§ WHAT THE TASK REQUIRES: Copy out all the lines exactly. Omit pictures.

(Source data)

# # # #

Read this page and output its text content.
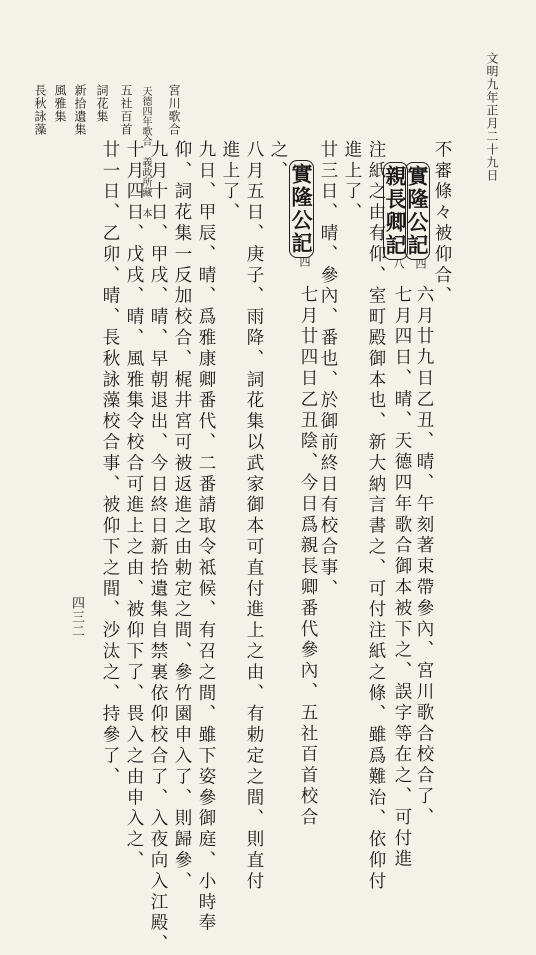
文明九年正月二十九日
四三二
宮川歌合
天德四年歌合 義政所藏 本
五社百首
詞花集
新拾遺集
風雅集
長秋詠藻
不審條々被仰合、
實隆公記
四
六月廿九日乙丑、晴、午刻著束帶參內、宮川歌合校合了、
親長卿記
八
七月四日、晴、天德四年歌合御本被下之、誤字等在之、可付進
注紙之由有仰、室町殿御本也、新大納言書之、可付注紙之條、雖爲難治、依仰付
進上了、
廿三日、晴、參內、番也、於御前終日有校合事、
實隆公記
四
七月廿四日乙丑陰、今日爲親長卿番代參內、五社百首校合
之、
八月五日、庚子、雨降、詞花集以武家御本可直付進上之由、有勅定之間、則直付
進上了、
九日、甲辰、晴、爲雅康卿番代、二番請取令祗候、有召之間、雖下姿參御庭、小時奉
仰、詞花集一反加校合、梶井宮可被返進之由勅定之間、參竹園申入了、則歸參、
九月十日、甲戌、晴、早朝退出、今日終日新拾遺集自禁裏依仰校合了、入夜向入江殿、
十月四日、戊戌、晴、風雅集令校合可進上之由、被仰下了、畏入之由申入之、
廿一日、乙卯、晴、長秋詠藻校合事、被仰下之間、沙汰之、持參了、
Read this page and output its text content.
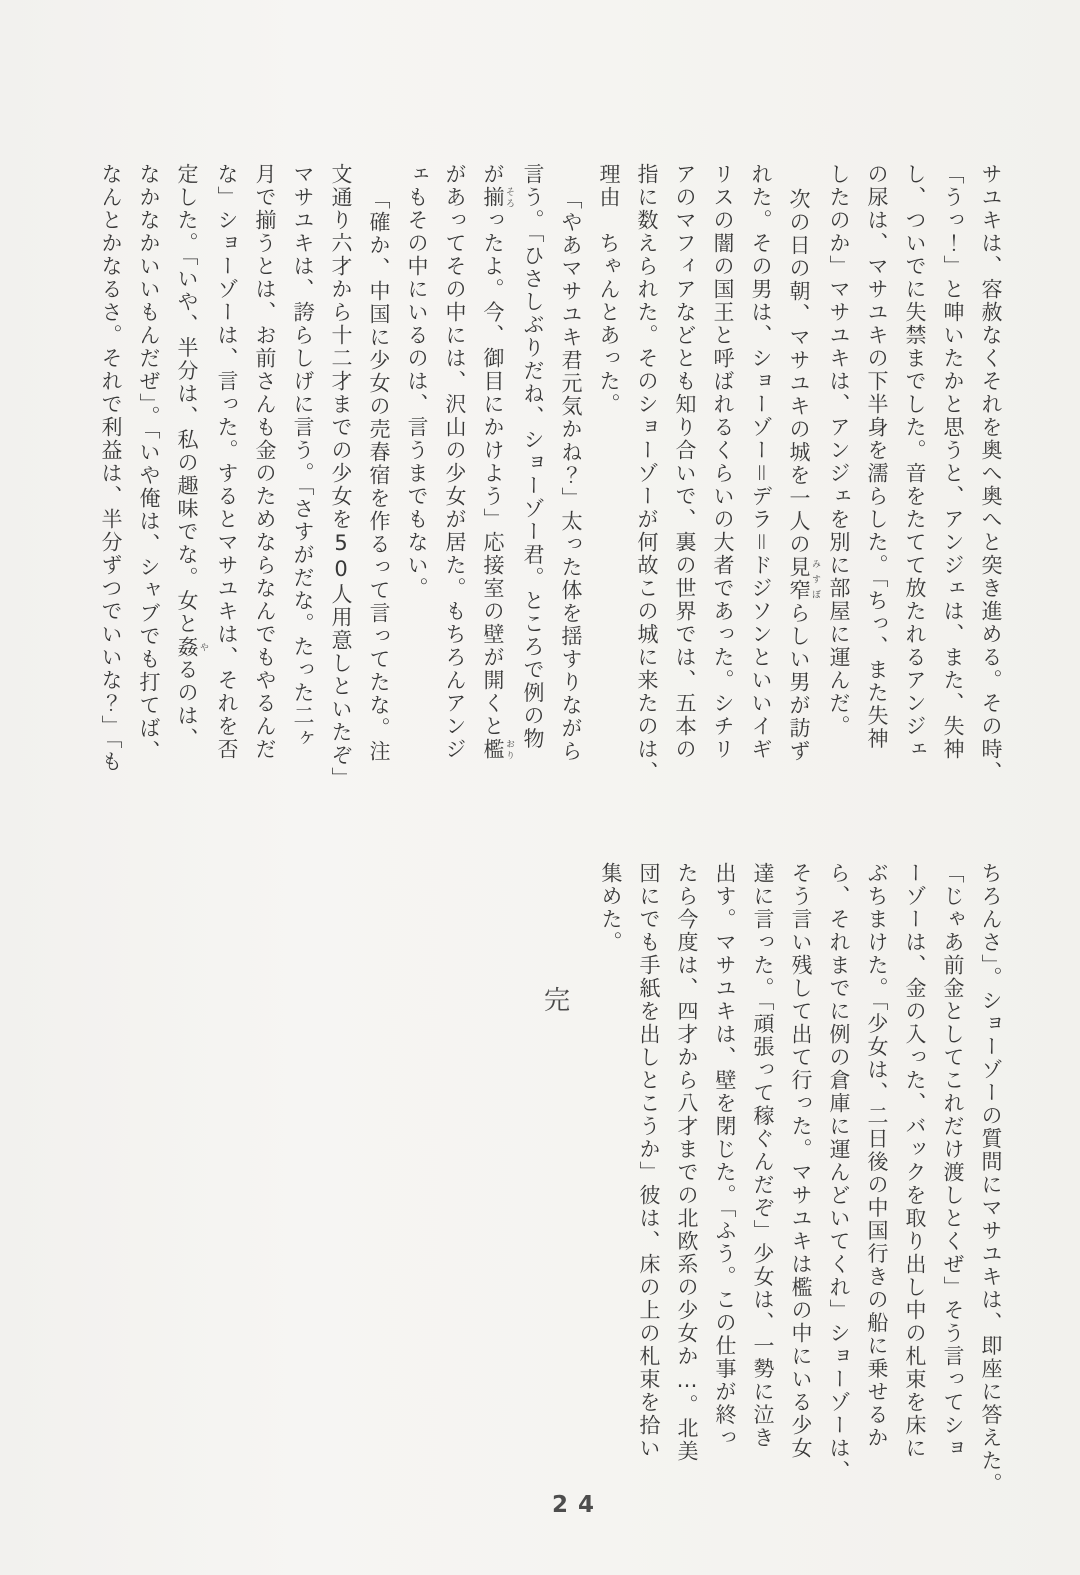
サユキは、容赦なくそれを奥へ奥へと突き進める。その時、
「うっ！」と呻いたかと思うと、アンジェは、また、失神
し、ついでに失禁までした。音をたてて放たれるアンジェ
の尿は、マサユキの下半身を濡らした。「ちっ、また失神
したのか」マサユキは、アンジェを別に部屋に運んだ。
次の日の朝、マサユキの城を一人の見窄 みすぼらしい男が訪ず
れた。その男は、ショーゾー＝デラ＝ドジソンといいイギ
リスの闇の国王と呼ばれるくらいの大者であった。シチリ
アのマフィアなどとも知り合いで、裏の世界では、五本の
指に数えられた。そのショーゾーが何故この城に来たのは、
理由　ちゃんとあった。
「やあマサユキ君元気かね？」太った体を揺すりながら
言う。「ひさしぶりだね、ショーゾー君。ところで例の物
が揃 そろったよ。今、御目にかけよう」応接室の壁が開くと檻 おり
があってその中には、沢山の少女が居た。もちろんアンジ
ェもその中にいるのは、言うまでもない。
「確か、中国に少女の売春宿を作るって言ってたな。注
文通り六才から十二才までの少女を50人用意しといたぞ」
マサユキは、誇らしげに言う。「さすがだな。たった二ヶ
月で揃うとは、お前さんも金のためならなんでもやるんだ
な」ショーゾーは、言った。するとマサユキは、それを否
定した。「いや、半分は、私の趣味でな。女と姦 やるのは、
なかなかいいもんだぜ」。「いや俺は、シャブでも打てば、
なんとかなるさ。それで利益は、半分ずつでいいな？」「も
ちろんさ」。ショーゾーの質問にマサユキは、即座に答えた。
「じゃあ前金としてこれだけ渡しとくぜ」そう言ってショ
ーゾーは、金の入った、バックを取り出し中の札束を床に
ぶちまけた。「少女は、二日後の中国行きの船に乗せるか
ら、それまでに例の倉庫に運んどいてくれ」ショーゾーは、
そう言い残して出て行った。マサユキは檻の中にいる少女
達に言った。「頑張って稼ぐんだぞ」少女は、一勢に泣き
出す。マサユキは、壁を閉じた。「ふう。この仕事が終っ
たら今度は、四才から八才までの北欧系の少女か…。北美
団にでも手紙を出しとこうか」彼は、床の上の札束を拾い
集めた。
完
24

# # # #

§ RESULT OF THE TASK:
Read this page and output its text content.
文明九年正月二十九日
四三二
宮川歌合
天德四年歌合 義政所藏 本
五社百首
詞花集
新拾遺集
風雅集
長秋詠藻
不審條々被仰合、
實隆公記
四
六月廿九日乙丑、晴、午刻著束帶參內、宮川歌合校合了、
親長卿記
八
七月四日、晴、天德四年歌合御本被下之、誤字等在之、可付進
注紙之由有仰、室町殿御本也、新大納言書之、可付注紙之條、雖爲難治、依仰付
進上了、
廿三日、晴、參內、番也、於御前終日有校合事、
實隆公記
四
七月廿四日乙丑陰、今日爲親長卿番代參內、五社百首校合
之、
八月五日、庚子、雨降、詞花集以武家御本可直付進上之由、有勅定之間、則直付
進上了、
九日、甲辰、晴、爲雅康卿番代、二番請取令祗候、有召之間、雖下姿參御庭、小時奉
仰、詞花集一反加校合、梶井宮可被返進之由勅定之間、參竹園申入了、則歸參、
九月十日、甲戌、晴、早朝退出、今日終日新拾遺集自禁裏依仰校合了、入夜向入江殿、
十月四日、戊戌、晴、風雅集令校合可進上之由、被仰下了、畏入之由申入之、
廿一日、乙卯、晴、長秋詠藻校合事、被仰下之間、沙汰之、持參了、
Read this page and output its text content.
サユキは、容赦なくそれを奥へ奥へと突き進める。その時、
「うっ！」と呻いたかと思うと、アンジェは、また、失神
し、ついでに失禁までした。音をたてて放たれるアンジェ
の尿は、マサユキの下半身を濡らした。「ちっ、また失神
したのか」マサユキは、アンジェを別に部屋に運んだ。
次の日の朝、マサユキの城を一人の見窄 みすぼらしい男が訪ず
れた。その男は、ショーゾー＝デラ＝ドジソンといいイギ
リスの闇の国王と呼ばれるくらいの大者であった。シチリ
アのマフィアなどとも知り合いで、裏の世界では、五本の
指に数えられた。そのショーゾーが何故この城に来たのは、
理由　ちゃんとあった。
「やあマサユキ君元気かね？」太った体を揺すりながら
言う。「ひさしぶりだね、ショーゾー君。ところで例の物
が揃 そろったよ。今、御目にかけよう」応接室の壁が開くと檻 おり
があってその中には、沢山の少女が居た。もちろんアンジ
ェもその中にいるのは、言うまでもない。
「確か、中国に少女の売春宿を作るって言ってたな。注
文通り六才から十二才までの少女を50人用意しといたぞ」
マサユキは、誇らしげに言う。「さすがだな。たった二ヶ
月で揃うとは、お前さんも金のためならなんでもやるんだ
な」ショーゾーは、言った。するとマサユキは、それを否
定した。「いや、半分は、私の趣味でな。女と姦 やるのは、
なかなかいいもんだぜ」。「いや俺は、シャブでも打てば、
なんとかなるさ。それで利益は、半分ずつでいいな？」「も
ちろんさ」。ショーゾーの質問にマサユキは、即座に答えた。
「じゃあ前金としてこれだけ渡しとくぜ」そう言ってショ
ーゾーは、金の入った、バックを取り出し中の札束を床に
ぶちまけた。「少女は、二日後の中国行きの船に乗せるか
ら、それまでに例の倉庫に運んどいてくれ」ショーゾーは、
そう言い残して出て行った。マサユキは檻の中にいる少女
達に言った。「頑張って稼ぐんだぞ」少女は、一勢に泣き
出す。マサユキは、壁を閉じた。「ふう。この仕事が終っ
たら今度は、四才から八才までの北欧系の少女か…。北美
団にでも手紙を出しとこうか」彼は、床の上の札束を拾い
集めた。
完
24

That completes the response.